PROBLEM
Repeat the full listing, word for word.

RECORDS TO PROCESS
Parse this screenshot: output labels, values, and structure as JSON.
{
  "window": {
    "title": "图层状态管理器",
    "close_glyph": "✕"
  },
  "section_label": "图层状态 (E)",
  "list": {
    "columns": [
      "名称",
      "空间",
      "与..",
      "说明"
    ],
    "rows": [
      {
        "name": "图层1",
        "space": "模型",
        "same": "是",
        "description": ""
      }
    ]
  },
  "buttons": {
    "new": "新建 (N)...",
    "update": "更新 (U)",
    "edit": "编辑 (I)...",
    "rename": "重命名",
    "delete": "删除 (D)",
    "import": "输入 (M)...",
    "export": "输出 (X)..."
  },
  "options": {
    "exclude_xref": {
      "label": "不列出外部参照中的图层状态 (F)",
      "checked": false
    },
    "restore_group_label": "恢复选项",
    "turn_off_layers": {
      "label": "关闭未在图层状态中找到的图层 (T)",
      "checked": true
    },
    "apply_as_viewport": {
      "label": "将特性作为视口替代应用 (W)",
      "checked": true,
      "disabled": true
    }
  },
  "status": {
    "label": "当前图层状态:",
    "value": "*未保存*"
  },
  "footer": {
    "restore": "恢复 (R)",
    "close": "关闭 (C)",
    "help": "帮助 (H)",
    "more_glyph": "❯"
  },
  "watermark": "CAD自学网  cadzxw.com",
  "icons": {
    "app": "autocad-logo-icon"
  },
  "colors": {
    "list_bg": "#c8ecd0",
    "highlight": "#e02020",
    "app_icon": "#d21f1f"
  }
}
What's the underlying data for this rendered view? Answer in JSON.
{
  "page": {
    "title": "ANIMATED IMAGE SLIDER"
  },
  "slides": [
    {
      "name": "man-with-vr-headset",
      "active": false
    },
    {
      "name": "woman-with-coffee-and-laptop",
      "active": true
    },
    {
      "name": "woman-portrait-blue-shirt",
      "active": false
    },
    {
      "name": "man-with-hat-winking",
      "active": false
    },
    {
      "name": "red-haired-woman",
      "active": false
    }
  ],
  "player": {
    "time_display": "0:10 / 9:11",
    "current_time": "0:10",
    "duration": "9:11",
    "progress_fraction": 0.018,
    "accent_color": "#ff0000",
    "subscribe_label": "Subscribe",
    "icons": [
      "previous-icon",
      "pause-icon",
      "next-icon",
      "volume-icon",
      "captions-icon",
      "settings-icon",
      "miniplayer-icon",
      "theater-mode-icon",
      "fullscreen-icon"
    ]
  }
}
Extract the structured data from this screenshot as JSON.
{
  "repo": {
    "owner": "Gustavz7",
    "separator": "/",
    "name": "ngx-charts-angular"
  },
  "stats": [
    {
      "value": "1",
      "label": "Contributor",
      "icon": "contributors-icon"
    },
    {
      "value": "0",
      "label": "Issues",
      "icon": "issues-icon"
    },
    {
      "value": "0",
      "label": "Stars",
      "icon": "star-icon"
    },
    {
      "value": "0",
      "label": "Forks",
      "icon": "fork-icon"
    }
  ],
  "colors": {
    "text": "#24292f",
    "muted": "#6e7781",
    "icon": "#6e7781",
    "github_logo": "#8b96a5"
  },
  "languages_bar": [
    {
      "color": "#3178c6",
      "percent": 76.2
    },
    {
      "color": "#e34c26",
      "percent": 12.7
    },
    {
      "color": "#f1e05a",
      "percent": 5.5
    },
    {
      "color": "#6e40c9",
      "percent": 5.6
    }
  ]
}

RESPONSE
Parse this screenshot: output labels, values, and structure as JSON.
{
  "window": {
    "title": "图层状态管理器",
    "close_glyph": "✕"
  },
  "section_label": "图层状态 (E)",
  "list": {
    "columns": [
      "名称",
      "空间",
      "与..",
      "说明"
    ],
    "rows": [
      {
        "name": "图层1",
        "space": "模型",
        "same": "是",
        "description": ""
      }
    ]
  },
  "buttons": {
    "new": "新建 (N)...",
    "update": "更新 (U)",
    "edit": "编辑 (I)...",
    "rename": "重命名",
    "delete": "删除 (D)",
    "import": "输入 (M)...",
    "export": "输出 (X)..."
  },
  "options": {
    "exclude_xref": {
      "label": "不列出外部参照中的图层状态 (F)",
      "checked": false
    },
    "restore_group_label": "恢复选项",
    "turn_off_layers": {
      "label": "关闭未在图层状态中找到的图层 (T)",
      "checked": true
    },
    "apply_as_viewport": {
      "label": "将特性作为视口替代应用 (W)",
      "checked": true,
      "disabled": true
    }
  },
  "status": {
    "label": "当前图层状态:",
    "value": "*未保存*"
  },
  "footer": {
    "restore": "恢复 (R)",
    "close": "关闭 (C)",
    "help": "帮助 (H)",
    "more_glyph": "❯"
  },
  "watermark": "CAD自学网  cadzxw.com",
  "icons": {
    "app": "autocad-logo-icon"
  },
  "colors": {
    "list_bg": "#c8ecd0",
    "highlight": "#e02020",
    "app_icon": "#d21f1f"
  }
}
What's the underlying data for this rendered view? Answer in JSON.
{
  "page": {
    "title": "ANIMATED IMAGE SLIDER"
  },
  "slides": [
    {
      "name": "man-with-vr-headset",
      "active": false
    },
    {
      "name": "woman-with-coffee-and-laptop",
      "active": true
    },
    {
      "name": "woman-portrait-blue-shirt",
      "active": false
    },
    {
      "name": "man-with-hat-winking",
      "active": false
    },
    {
      "name": "red-haired-woman",
      "active": false
    }
  ],
  "player": {
    "time_display": "0:10 / 9:11",
    "current_time": "0:10",
    "duration": "9:11",
    "progress_fraction": 0.018,
    "accent_color": "#ff0000",
    "subscribe_label": "Subscribe",
    "icons": [
      "previous-icon",
      "pause-icon",
      "next-icon",
      "volume-icon",
      "captions-icon",
      "settings-icon",
      "miniplayer-icon",
      "theater-mode-icon",
      "fullscreen-icon"
    ]
  }
}
Extract the structured data from this screenshot as JSON.
{
  "repo": {
    "owner": "Gustavz7",
    "separator": "/",
    "name": "ngx-charts-angular"
  },
  "stats": [
    {
      "value": "1",
      "label": "Contributor",
      "icon": "contributors-icon"
    },
    {
      "value": "0",
      "label": "Issues",
      "icon": "issues-icon"
    },
    {
      "value": "0",
      "label": "Stars",
      "icon": "star-icon"
    },
    {
      "value": "0",
      "label": "Forks",
      "icon": "fork-icon"
    }
  ],
  "colors": {
    "text": "#24292f",
    "muted": "#6e7781",
    "icon": "#6e7781",
    "github_logo": "#8b96a5"
  },
  "languages_bar": [
    {
      "color": "#3178c6",
      "percent": 76.2
    },
    {
      "color": "#e34c26",
      "percent": 12.7
    },
    {
      "color": "#f1e05a",
      "percent": 5.5
    },
    {
      "color": "#6e40c9",
      "percent": 5.6
    }
  ]
}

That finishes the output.